* Begin Supplied records *

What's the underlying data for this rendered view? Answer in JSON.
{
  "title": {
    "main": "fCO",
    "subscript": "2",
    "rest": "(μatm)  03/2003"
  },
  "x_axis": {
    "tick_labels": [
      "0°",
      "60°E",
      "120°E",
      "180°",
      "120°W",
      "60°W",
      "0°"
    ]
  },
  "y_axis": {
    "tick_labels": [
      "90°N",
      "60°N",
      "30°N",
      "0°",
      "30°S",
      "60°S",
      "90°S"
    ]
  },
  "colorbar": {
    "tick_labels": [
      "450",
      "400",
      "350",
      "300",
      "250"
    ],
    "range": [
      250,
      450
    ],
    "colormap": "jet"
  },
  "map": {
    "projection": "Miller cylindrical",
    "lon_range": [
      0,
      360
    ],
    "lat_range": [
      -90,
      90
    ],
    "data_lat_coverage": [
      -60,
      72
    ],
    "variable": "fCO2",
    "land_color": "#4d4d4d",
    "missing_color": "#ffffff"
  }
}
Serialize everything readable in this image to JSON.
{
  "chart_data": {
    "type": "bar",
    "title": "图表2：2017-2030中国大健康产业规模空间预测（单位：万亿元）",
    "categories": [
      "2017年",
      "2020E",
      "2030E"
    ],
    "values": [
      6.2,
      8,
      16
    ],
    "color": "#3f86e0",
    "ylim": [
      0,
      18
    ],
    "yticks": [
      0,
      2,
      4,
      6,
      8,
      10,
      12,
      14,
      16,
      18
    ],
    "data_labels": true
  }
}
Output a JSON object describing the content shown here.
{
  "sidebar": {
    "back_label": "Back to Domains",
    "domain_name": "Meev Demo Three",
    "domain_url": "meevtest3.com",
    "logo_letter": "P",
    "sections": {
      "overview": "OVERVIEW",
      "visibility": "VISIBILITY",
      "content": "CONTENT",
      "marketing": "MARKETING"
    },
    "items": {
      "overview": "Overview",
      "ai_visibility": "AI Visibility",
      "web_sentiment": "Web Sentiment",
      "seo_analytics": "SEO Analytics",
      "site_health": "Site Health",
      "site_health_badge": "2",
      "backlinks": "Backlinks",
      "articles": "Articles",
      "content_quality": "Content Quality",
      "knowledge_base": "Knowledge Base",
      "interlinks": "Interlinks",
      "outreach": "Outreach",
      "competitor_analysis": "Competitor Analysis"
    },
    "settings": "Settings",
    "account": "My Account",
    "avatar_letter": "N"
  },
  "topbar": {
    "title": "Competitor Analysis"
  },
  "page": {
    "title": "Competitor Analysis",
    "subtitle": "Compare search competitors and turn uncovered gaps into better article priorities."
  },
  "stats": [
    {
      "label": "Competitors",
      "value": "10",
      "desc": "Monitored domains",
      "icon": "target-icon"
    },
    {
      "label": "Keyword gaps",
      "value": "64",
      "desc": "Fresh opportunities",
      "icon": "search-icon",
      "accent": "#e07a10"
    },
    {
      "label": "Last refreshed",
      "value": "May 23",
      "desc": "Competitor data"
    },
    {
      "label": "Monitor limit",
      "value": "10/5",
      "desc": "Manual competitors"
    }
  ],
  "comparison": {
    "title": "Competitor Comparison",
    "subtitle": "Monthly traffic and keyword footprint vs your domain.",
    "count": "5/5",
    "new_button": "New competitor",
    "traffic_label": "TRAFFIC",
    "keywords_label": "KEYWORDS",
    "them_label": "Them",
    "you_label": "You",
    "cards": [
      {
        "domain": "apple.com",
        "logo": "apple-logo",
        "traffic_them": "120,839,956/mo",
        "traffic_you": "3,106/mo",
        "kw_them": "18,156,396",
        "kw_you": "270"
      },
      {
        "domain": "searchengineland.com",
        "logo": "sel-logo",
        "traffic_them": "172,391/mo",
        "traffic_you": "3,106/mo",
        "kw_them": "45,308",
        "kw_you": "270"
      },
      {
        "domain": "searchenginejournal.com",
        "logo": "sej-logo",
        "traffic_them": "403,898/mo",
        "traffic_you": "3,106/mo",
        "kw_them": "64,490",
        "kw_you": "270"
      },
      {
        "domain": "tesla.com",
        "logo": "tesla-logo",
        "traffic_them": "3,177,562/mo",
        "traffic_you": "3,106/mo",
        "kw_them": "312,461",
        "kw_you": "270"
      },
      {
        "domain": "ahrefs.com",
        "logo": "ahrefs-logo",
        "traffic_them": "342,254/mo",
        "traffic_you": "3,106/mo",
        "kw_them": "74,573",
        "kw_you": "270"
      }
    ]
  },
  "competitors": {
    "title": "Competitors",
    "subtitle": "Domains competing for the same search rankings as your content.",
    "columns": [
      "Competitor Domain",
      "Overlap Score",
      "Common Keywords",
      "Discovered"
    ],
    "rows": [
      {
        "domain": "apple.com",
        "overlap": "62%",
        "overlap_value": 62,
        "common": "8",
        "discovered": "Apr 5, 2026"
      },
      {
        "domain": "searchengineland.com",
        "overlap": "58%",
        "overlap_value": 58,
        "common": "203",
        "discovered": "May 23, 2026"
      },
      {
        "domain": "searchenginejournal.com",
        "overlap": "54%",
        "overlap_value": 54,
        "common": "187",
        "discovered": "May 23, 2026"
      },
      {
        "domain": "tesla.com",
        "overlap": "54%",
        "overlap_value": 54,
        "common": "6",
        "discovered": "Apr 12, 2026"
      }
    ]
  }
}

* End Supplied records *

Set down each entry again, unchanged.

What's the underlying data for this rendered view? Answer in JSON.
{
  "title": {
    "main": "fCO",
    "subscript": "2",
    "rest": "(μatm)  03/2003"
  },
  "x_axis": {
    "tick_labels": [
      "0°",
      "60°E",
      "120°E",
      "180°",
      "120°W",
      "60°W",
      "0°"
    ]
  },
  "y_axis": {
    "tick_labels": [
      "90°N",
      "60°N",
      "30°N",
      "0°",
      "30°S",
      "60°S",
      "90°S"
    ]
  },
  "colorbar": {
    "tick_labels": [
      "450",
      "400",
      "350",
      "300",
      "250"
    ],
    "range": [
      250,
      450
    ],
    "colormap": "jet"
  },
  "map": {
    "projection": "Miller cylindrical",
    "lon_range": [
      0,
      360
    ],
    "lat_range": [
      -90,
      90
    ],
    "data_lat_coverage": [
      -60,
      72
    ],
    "variable": "fCO2",
    "land_color": "#4d4d4d",
    "missing_color": "#ffffff"
  }
}
Serialize everything readable in this image to JSON.
{
  "chart_data": {
    "type": "bar",
    "title": "图表2：2017-2030中国大健康产业规模空间预测（单位：万亿元）",
    "categories": [
      "2017年",
      "2020E",
      "2030E"
    ],
    "values": [
      6.2,
      8,
      16
    ],
    "color": "#3f86e0",
    "ylim": [
      0,
      18
    ],
    "yticks": [
      0,
      2,
      4,
      6,
      8,
      10,
      12,
      14,
      16,
      18
    ],
    "data_labels": true
  }
}
Output a JSON object describing the content shown here.
{
  "sidebar": {
    "back_label": "Back to Domains",
    "domain_name": "Meev Demo Three",
    "domain_url": "meevtest3.com",
    "logo_letter": "P",
    "sections": {
      "overview": "OVERVIEW",
      "visibility": "VISIBILITY",
      "content": "CONTENT",
      "marketing": "MARKETING"
    },
    "items": {
      "overview": "Overview",
      "ai_visibility": "AI Visibility",
      "web_sentiment": "Web Sentiment",
      "seo_analytics": "SEO Analytics",
      "site_health": "Site Health",
      "site_health_badge": "2",
      "backlinks": "Backlinks",
      "articles": "Articles",
      "content_quality": "Content Quality",
      "knowledge_base": "Knowledge Base",
      "interlinks": "Interlinks",
      "outreach": "Outreach",
      "competitor_analysis": "Competitor Analysis"
    },
    "settings": "Settings",
    "account": "My Account",
    "avatar_letter": "N"
  },
  "topbar": {
    "title": "Competitor Analysis"
  },
  "page": {
    "title": "Competitor Analysis",
    "subtitle": "Compare search competitors and turn uncovered gaps into better article priorities."
  },
  "stats": [
    {
      "label": "Competitors",
      "value": "10",
      "desc": "Monitored domains",
      "icon": "target-icon"
    },
    {
      "label": "Keyword gaps",
      "value": "64",
      "desc": "Fresh opportunities",
      "icon": "search-icon",
      "accent": "#e07a10"
    },
    {
      "label": "Last refreshed",
      "value": "May 23",
      "desc": "Competitor data"
    },
    {
      "label": "Monitor limit",
      "value": "10/5",
      "desc": "Manual competitors"
    }
  ],
  "comparison": {
    "title": "Competitor Comparison",
    "subtitle": "Monthly traffic and keyword footprint vs your domain.",
    "count": "5/5",
    "new_button": "New competitor",
    "traffic_label": "TRAFFIC",
    "keywords_label": "KEYWORDS",
    "them_label": "Them",
    "you_label": "You",
    "cards": [
      {
        "domain": "apple.com",
        "logo": "apple-logo",
        "traffic_them": "120,839,956/mo",
        "traffic_you": "3,106/mo",
        "kw_them": "18,156,396",
        "kw_you": "270"
      },
      {
        "domain": "searchengineland.com",
        "logo": "sel-logo",
        "traffic_them": "172,391/mo",
        "traffic_you": "3,106/mo",
        "kw_them": "45,308",
        "kw_you": "270"
      },
      {
        "domain": "searchenginejournal.com",
        "logo": "sej-logo",
        "traffic_them": "403,898/mo",
        "traffic_you": "3,106/mo",
        "kw_them": "64,490",
        "kw_you": "270"
      },
      {
        "domain": "tesla.com",
        "logo": "tesla-logo",
        "traffic_them": "3,177,562/mo",
        "traffic_you": "3,106/mo",
        "kw_them": "312,461",
        "kw_you": "270"
      },
      {
        "domain": "ahrefs.com",
        "logo": "ahrefs-logo",
        "traffic_them": "342,254/mo",
        "traffic_you": "3,106/mo",
        "kw_them": "74,573",
        "kw_you": "270"
      }
    ]
  },
  "competitors": {
    "title": "Competitors",
    "subtitle": "Domains competing for the same search rankings as your content.",
    "columns": [
      "Competitor Domain",
      "Overlap Score",
      "Common Keywords",
      "Discovered"
    ],
    "rows": [
      {
        "domain": "apple.com",
        "overlap": "62%",
        "overlap_value": 62,
        "common": "8",
        "discovered": "Apr 5, 2026"
      },
      {
        "domain": "searchengineland.com",
        "overlap": "58%",
        "overlap_value": 58,
        "common": "203",
        "discovered": "May 23, 2026"
      },
      {
        "domain": "searchenginejournal.com",
        "overlap": "54%",
        "overlap_value": 54,
        "common": "187",
        "discovered": "May 23, 2026"
      },
      {
        "domain": "tesla.com",
        "overlap": "54%",
        "overlap_value": 54,
        "common": "6",
        "discovered": "Apr 12, 2026"
      }
    ]
  }
}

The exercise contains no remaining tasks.